=== SUPPLIED MATERIAL ===

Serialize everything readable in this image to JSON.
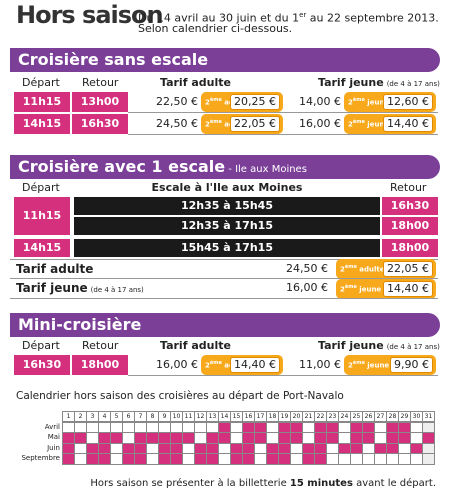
{
  "header": {
    "title": "Hors saison",
    "subtitle": {
      "before": "Du 14 avril au 30 juin et du 1",
      "sup": "er",
      "after": " au 22 septembre 2013."
    },
    "note": "Selon calendrier ci-dessous."
  },
  "section1": {
    "title": "Croisière sans escale",
    "headers": {
      "depart": "Départ",
      "retour": "Retour",
      "adult": "Tarif adulte",
      "young": "Tarif jeune",
      "young_note": "(de 4 à 17 ans)"
    },
    "rows": [
      {
        "depart": "11h15",
        "retour": "13h00",
        "adult": "22,50 €",
        "adult2": {
          "num": "2",
          "sup": "ème",
          "text": " adulte",
          "price": "20,25 €"
        },
        "young": "14,00 €",
        "young2": {
          "num": "2",
          "sup": "ème",
          "text": " jeune",
          "price": "12,60 €"
        }
      },
      {
        "depart": "14h15",
        "retour": "16h30",
        "adult": "24,50 €",
        "adult2": {
          "num": "2",
          "sup": "ème",
          "text": " adulte",
          "price": "22,05 €"
        },
        "young": "16,00 €",
        "young2": {
          "num": "2",
          "sup": "ème",
          "text": " jeune",
          "price": "14,40 €"
        }
      }
    ]
  },
  "section2": {
    "title": "Croisière avec 1 escale",
    "subtitle": " - Ile aux Moines",
    "headers": {
      "depart": "Départ",
      "stop": "Escale à l'Ile aux Moines",
      "retour": "Retour"
    },
    "departs": [
      "11h15",
      "14h15"
    ],
    "stops": [
      {
        "time": "12h35 à 15h45",
        "retour": "16h30"
      },
      {
        "time": "12h35 à 17h15",
        "retour": "18h00"
      },
      {
        "time": "15h45 à 17h15",
        "retour": "18h00"
      }
    ],
    "adult": {
      "label": "Tarif adulte",
      "price": "24,50 €",
      "second": {
        "num": "2",
        "sup": "ème",
        "text": " adulte",
        "price": "22,05 €"
      }
    },
    "young": {
      "label": "Tarif jeune",
      "note": "(de 4 à 17 ans)",
      "price": "16,00 €",
      "second": {
        "num": "2",
        "sup": "ème",
        "text": " jeune",
        "price": "14,40 €"
      }
    }
  },
  "section3": {
    "title": "Mini-croisière",
    "headers": {
      "depart": "Départ",
      "retour": "Retour",
      "adult": "Tarif adulte",
      "young": "Tarif jeune",
      "young_note": "(de 4 à 17 ans)"
    },
    "rows": [
      {
        "depart": "16h30",
        "retour": "18h00",
        "adult": "16,00 €",
        "adult2": {
          "num": "2",
          "sup": "ème",
          "text": " adulte",
          "price": "14,40 €"
        },
        "young": "11,00 €",
        "young2": {
          "num": "2",
          "sup": "ème",
          "text": " jeune",
          "price": "9,90 €"
        }
      }
    ]
  },
  "calendar": {
    "title": "Calendrier hors saison des croisières au départ de Port-Navalo",
    "days": [
      "1",
      "2",
      "3",
      "4",
      "5",
      "6",
      "7",
      "8",
      "9",
      "10",
      "11",
      "12",
      "13",
      "14",
      "15",
      "16",
      "17",
      "18",
      "19",
      "20",
      "21",
      "22",
      "23",
      "24",
      "25",
      "26",
      "27",
      "28",
      "29",
      "30",
      "31"
    ],
    "active_color": "#d5307e",
    "months": [
      {
        "name": "Avril",
        "active": [
          false,
          false,
          false,
          false,
          false,
          false,
          false,
          false,
          false,
          false,
          false,
          false,
          false,
          true,
          false,
          true,
          true,
          false,
          true,
          true,
          false,
          true,
          true,
          false,
          true,
          true,
          false,
          true,
          true,
          false,
          null
        ]
      },
      {
        "name": "Mai",
        "active": [
          true,
          true,
          false,
          true,
          true,
          false,
          true,
          true,
          true,
          true,
          true,
          false,
          true,
          true,
          false,
          true,
          true,
          false,
          true,
          true,
          false,
          true,
          true,
          false,
          true,
          true,
          false,
          true,
          true,
          false,
          true
        ]
      },
      {
        "name": "Juin",
        "active": [
          true,
          false,
          true,
          true,
          false,
          true,
          true,
          false,
          true,
          true,
          false,
          true,
          true,
          false,
          true,
          true,
          false,
          true,
          true,
          false,
          true,
          true,
          false,
          true,
          true,
          false,
          true,
          true,
          false,
          true,
          null
        ]
      },
      {
        "name": "Septembre",
        "active": [
          true,
          false,
          true,
          true,
          false,
          true,
          true,
          false,
          true,
          true,
          false,
          true,
          true,
          false,
          true,
          true,
          false,
          true,
          true,
          false,
          true,
          true,
          false,
          false,
          false,
          false,
          false,
          false,
          false,
          false,
          null
        ]
      }
    ]
  },
  "footer": {
    "before": "Hors saison se présenter à la billetterie ",
    "bold": "15 minutes",
    "after": " avant le départ."
  }
}
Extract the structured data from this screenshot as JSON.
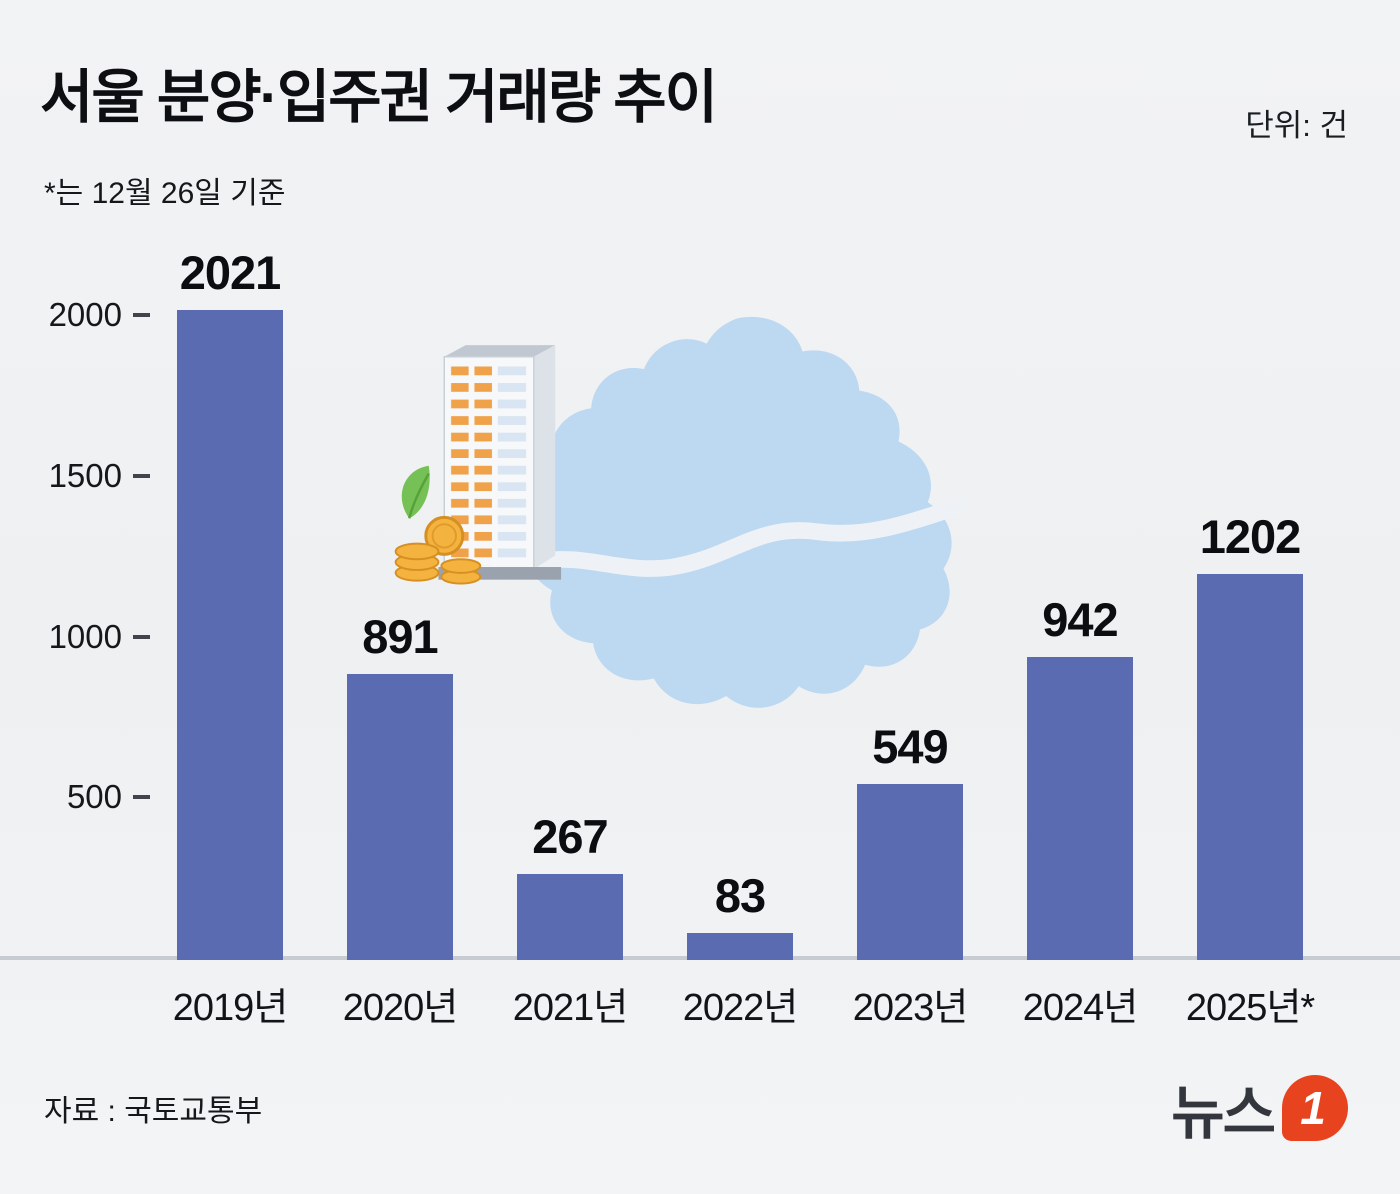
{
  "header": {
    "title": "서울 분양·입주권 거래량 추이",
    "unit_label": "단위: 건",
    "note": "*는 12월 26일 기준"
  },
  "footer": {
    "source": "자료 : 국토교통부",
    "logo_text": "뉴스",
    "logo_number": "1"
  },
  "colors": {
    "bar": "#5b6bb2",
    "map": "#bdd8f1",
    "river": "#eef2f6",
    "baseline": "#c7cbd2",
    "logo_red": "#e8431f"
  },
  "chart_data": {
    "type": "bar",
    "title": "서울 분양·입주권 거래량 추이",
    "subtitle": "*는 12월 26일 기준",
    "unit": "건",
    "categories": [
      "2019년",
      "2020년",
      "2021년",
      "2022년",
      "2023년",
      "2024년",
      "2025년*"
    ],
    "values": [
      2021,
      891,
      267,
      83,
      549,
      942,
      1202
    ],
    "xlabel": "",
    "ylabel": "",
    "ylim": [
      0,
      2100
    ],
    "yticks": [
      2000,
      1500,
      1000,
      500
    ],
    "grid": false,
    "legend": false,
    "source": "국토교통부"
  }
}
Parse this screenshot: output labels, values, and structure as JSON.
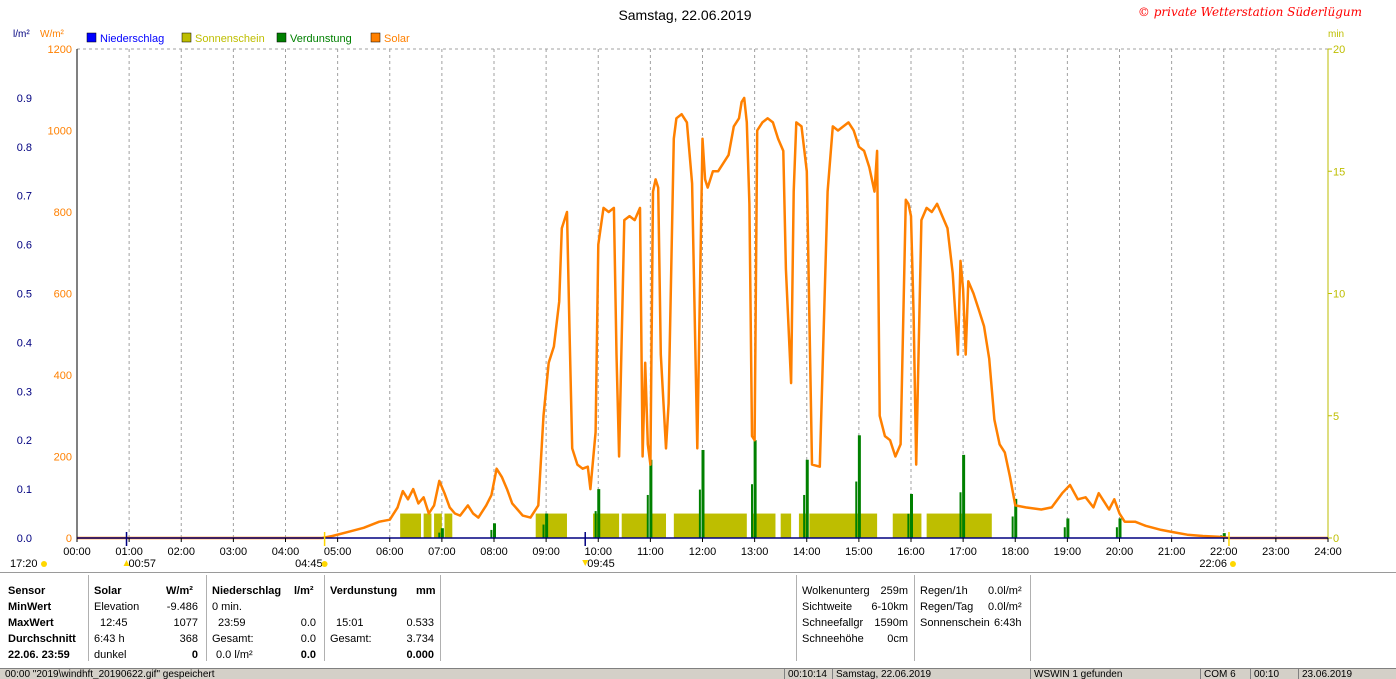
{
  "header": {
    "title": "Samstag, 22.06.2019",
    "copyright": "© private Wetterstation Süderlügum",
    "left_units": [
      "l/m²",
      "W/m²"
    ],
    "right_unit": "min"
  },
  "legend": [
    {
      "label": "Niederschlag",
      "color": "#0000ff"
    },
    {
      "label": "Sonnenschein",
      "color": "#bebe00"
    },
    {
      "label": "Verdunstung",
      "color": "#008000"
    },
    {
      "label": "Solar",
      "color": "#ff8000"
    }
  ],
  "chart_data": {
    "type": "line",
    "x_range_hours": [
      0,
      24
    ],
    "x_ticks": [
      "00:00",
      "01:00",
      "02:00",
      "03:00",
      "04:00",
      "05:00",
      "06:00",
      "07:00",
      "08:00",
      "09:00",
      "10:00",
      "11:00",
      "12:00",
      "13:00",
      "14:00",
      "15:00",
      "16:00",
      "17:00",
      "18:00",
      "19:00",
      "20:00",
      "21:00",
      "22:00",
      "23:00",
      "24:00"
    ],
    "axes": {
      "precip_lm2": {
        "range": [
          0,
          1.0
        ],
        "ticks": [
          "0.0",
          "0.1",
          "0.2",
          "0.3",
          "0.4",
          "0.5",
          "0.6",
          "0.7",
          "0.8",
          "0.9"
        ],
        "color": "#000080"
      },
      "solar_wm2": {
        "range": [
          0,
          1200
        ],
        "ticks": [
          "0",
          "200",
          "400",
          "600",
          "800",
          "1000",
          "1200"
        ],
        "color": "#ff8000"
      },
      "sunshine_min": {
        "range": [
          0,
          20
        ],
        "ticks": [
          "0",
          "5",
          "10",
          "15",
          "20"
        ],
        "color": "#bebe00"
      }
    },
    "grid": true,
    "events": {
      "bottom_left": "17:20",
      "sunrise": "04:45",
      "sunset": "22:06",
      "min_elevation_time": "00:57",
      "marker_0945": "09:45"
    },
    "solar_series": {
      "name": "Solar",
      "points": [
        [
          0,
          0
        ],
        [
          4.7,
          0
        ],
        [
          4.9,
          5
        ],
        [
          5.2,
          15
        ],
        [
          5.5,
          25
        ],
        [
          5.8,
          40
        ],
        [
          6.0,
          45
        ],
        [
          6.15,
          75
        ],
        [
          6.25,
          115
        ],
        [
          6.35,
          95
        ],
        [
          6.45,
          120
        ],
        [
          6.55,
          85
        ],
        [
          6.65,
          100
        ],
        [
          6.75,
          60
        ],
        [
          6.85,
          80
        ],
        [
          6.95,
          140
        ],
        [
          7.05,
          110
        ],
        [
          7.15,
          75
        ],
        [
          7.25,
          60
        ],
        [
          7.35,
          55
        ],
        [
          7.5,
          80
        ],
        [
          7.6,
          60
        ],
        [
          7.7,
          50
        ],
        [
          7.85,
          80
        ],
        [
          7.95,
          105
        ],
        [
          8.05,
          170
        ],
        [
          8.15,
          150
        ],
        [
          8.25,
          120
        ],
        [
          8.35,
          85
        ],
        [
          8.45,
          70
        ],
        [
          8.55,
          55
        ],
        [
          8.7,
          50
        ],
        [
          8.85,
          80
        ],
        [
          8.95,
          300
        ],
        [
          9.05,
          430
        ],
        [
          9.15,
          470
        ],
        [
          9.25,
          580
        ],
        [
          9.3,
          760
        ],
        [
          9.4,
          800
        ],
        [
          9.45,
          500
        ],
        [
          9.5,
          220
        ],
        [
          9.6,
          180
        ],
        [
          9.7,
          170
        ],
        [
          9.8,
          175
        ],
        [
          9.85,
          120
        ],
        [
          9.95,
          260
        ],
        [
          10.0,
          720
        ],
        [
          10.1,
          810
        ],
        [
          10.2,
          800
        ],
        [
          10.3,
          810
        ],
        [
          10.35,
          450
        ],
        [
          10.4,
          200
        ],
        [
          10.5,
          780
        ],
        [
          10.6,
          790
        ],
        [
          10.7,
          780
        ],
        [
          10.8,
          810
        ],
        [
          10.85,
          200
        ],
        [
          10.9,
          430
        ],
        [
          10.95,
          230
        ],
        [
          11.0,
          180
        ],
        [
          11.05,
          850
        ],
        [
          11.1,
          880
        ],
        [
          11.15,
          860
        ],
        [
          11.2,
          450
        ],
        [
          11.3,
          220
        ],
        [
          11.35,
          330
        ],
        [
          11.45,
          980
        ],
        [
          11.5,
          1030
        ],
        [
          11.6,
          1040
        ],
        [
          11.7,
          1020
        ],
        [
          11.8,
          870
        ],
        [
          11.9,
          220
        ],
        [
          12.0,
          980
        ],
        [
          12.05,
          880
        ],
        [
          12.1,
          860
        ],
        [
          12.2,
          900
        ],
        [
          12.3,
          900
        ],
        [
          12.4,
          920
        ],
        [
          12.5,
          940
        ],
        [
          12.6,
          1010
        ],
        [
          12.7,
          1030
        ],
        [
          12.75,
          1070
        ],
        [
          12.8,
          1080
        ],
        [
          12.85,
          1020
        ],
        [
          12.9,
          820
        ],
        [
          12.95,
          250
        ],
        [
          13.0,
          240
        ],
        [
          13.05,
          1000
        ],
        [
          13.15,
          1020
        ],
        [
          13.25,
          1030
        ],
        [
          13.35,
          1020
        ],
        [
          13.45,
          980
        ],
        [
          13.55,
          950
        ],
        [
          13.6,
          660
        ],
        [
          13.7,
          380
        ],
        [
          13.75,
          850
        ],
        [
          13.8,
          1020
        ],
        [
          13.9,
          1010
        ],
        [
          14.0,
          900
        ],
        [
          14.1,
          180
        ],
        [
          14.25,
          175
        ],
        [
          14.4,
          850
        ],
        [
          14.5,
          1010
        ],
        [
          14.6,
          1000
        ],
        [
          14.8,
          1020
        ],
        [
          14.9,
          1000
        ],
        [
          15.0,
          960
        ],
        [
          15.1,
          950
        ],
        [
          15.2,
          910
        ],
        [
          15.3,
          850
        ],
        [
          15.35,
          950
        ],
        [
          15.4,
          300
        ],
        [
          15.5,
          250
        ],
        [
          15.6,
          240
        ],
        [
          15.7,
          200
        ],
        [
          15.8,
          230
        ],
        [
          15.9,
          830
        ],
        [
          15.95,
          820
        ],
        [
          16.0,
          790
        ],
        [
          16.05,
          550
        ],
        [
          16.1,
          180
        ],
        [
          16.2,
          780
        ],
        [
          16.3,
          810
        ],
        [
          16.4,
          800
        ],
        [
          16.5,
          820
        ],
        [
          16.6,
          790
        ],
        [
          16.7,
          760
        ],
        [
          16.8,
          650
        ],
        [
          16.9,
          450
        ],
        [
          16.95,
          680
        ],
        [
          17.0,
          610
        ],
        [
          17.05,
          450
        ],
        [
          17.1,
          630
        ],
        [
          17.2,
          600
        ],
        [
          17.3,
          560
        ],
        [
          17.4,
          520
        ],
        [
          17.5,
          440
        ],
        [
          17.6,
          290
        ],
        [
          17.7,
          230
        ],
        [
          17.8,
          210
        ],
        [
          17.9,
          150
        ],
        [
          18.0,
          80
        ],
        [
          18.2,
          75
        ],
        [
          18.5,
          70
        ],
        [
          18.7,
          75
        ],
        [
          18.9,
          110
        ],
        [
          19.05,
          130
        ],
        [
          19.2,
          95
        ],
        [
          19.35,
          100
        ],
        [
          19.5,
          75
        ],
        [
          19.6,
          110
        ],
        [
          19.7,
          90
        ],
        [
          19.8,
          70
        ],
        [
          19.9,
          95
        ],
        [
          20.0,
          60
        ],
        [
          20.1,
          40
        ],
        [
          20.3,
          40
        ],
        [
          20.5,
          30
        ],
        [
          20.8,
          20
        ],
        [
          21.0,
          15
        ],
        [
          21.3,
          8
        ],
        [
          21.6,
          5
        ],
        [
          21.9,
          3
        ],
        [
          22.1,
          0
        ],
        [
          24,
          0
        ]
      ]
    },
    "sunshine_bars": [
      [
        6.2,
        6.6
      ],
      [
        6.65,
        6.8
      ],
      [
        6.85,
        7.0
      ],
      [
        7.05,
        7.2
      ],
      [
        8.8,
        9.4
      ],
      [
        9.9,
        10.4
      ],
      [
        10.45,
        10.95
      ],
      [
        11.0,
        11.3
      ],
      [
        11.45,
        11.95
      ],
      [
        12.0,
        12.85
      ],
      [
        12.95,
        13.4
      ],
      [
        13.5,
        13.7
      ],
      [
        13.85,
        14.0
      ],
      [
        14.05,
        15.35
      ],
      [
        15.65,
        16.2
      ],
      [
        16.3,
        17.55
      ]
    ],
    "evaporation_bars": [
      [
        7.0,
        0.02
      ],
      [
        8.0,
        0.03
      ],
      [
        9.0,
        0.05
      ],
      [
        10.0,
        0.1
      ],
      [
        11.0,
        0.16
      ],
      [
        12.0,
        0.18
      ],
      [
        13.0,
        0.2
      ],
      [
        14.0,
        0.16
      ],
      [
        15.0,
        0.21
      ],
      [
        16.0,
        0.09
      ],
      [
        17.0,
        0.17
      ],
      [
        18.0,
        0.08
      ],
      [
        19.0,
        0.04
      ],
      [
        20.0,
        0.04
      ],
      [
        22.0,
        0.01
      ]
    ]
  },
  "panel": {
    "sensor": {
      "head": "Sensor",
      "rows": [
        "MinWert",
        "MaxWert",
        "Durchschnitt",
        "22.06.  23:59"
      ]
    },
    "solar": {
      "head": "Solar",
      "unit": "W/m²",
      "rows": [
        [
          "Elevation",
          "-9.486"
        ],
        [
          "12:45",
          "1077"
        ],
        [
          "6:43 h",
          "368"
        ],
        [
          "dunkel",
          "0"
        ]
      ]
    },
    "niederschlag": {
      "head": "Niederschlag",
      "unit": "l/m²",
      "rows": [
        [
          "0 min.",
          ""
        ],
        [
          "23:59",
          "0.0"
        ],
        [
          "Gesamt:",
          "0.0"
        ],
        [
          "0.0 l/m²",
          "0.0"
        ]
      ]
    },
    "verdunstung": {
      "head": "Verdunstung",
      "unit": "mm",
      "rows": [
        [
          "",
          ""
        ],
        [
          "15:01",
          "0.533"
        ],
        [
          "Gesamt:",
          "3.734"
        ],
        [
          "",
          "0.000"
        ]
      ]
    },
    "extra1": {
      "rows": [
        [
          "Wolkenunterg",
          "259m"
        ],
        [
          "Sichtweite",
          "6-10km"
        ],
        [
          "Schneefallgr",
          "1590m"
        ],
        [
          "Schneehöhe",
          "0cm"
        ]
      ]
    },
    "extra2": {
      "rows": [
        [
          "Regen/1h",
          "0.0l/m²"
        ],
        [
          "Regen/Tag",
          "0.0l/m²"
        ],
        [
          "Sonnenschein",
          "6:43h"
        ]
      ]
    }
  },
  "statusbar": [
    "00:00   \"2019\\windhft_20190622.gif\" gespeichert",
    "00:10:14",
    "Samstag, 22.06.2019",
    "WSWIN 1 gefunden",
    "COM 6",
    "00:10",
    "23.06.2019"
  ]
}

===

(WORK TO BE COMPLETED) Identify every line where the string "saison" appears.

(OUTPUT OF THE TASK)
    "title": "Hors saison",
    "title": "Calendrier hors saison des croisières au départ de Port-Navalo",
    "before": "Hors saison se présenter à la billetterie ",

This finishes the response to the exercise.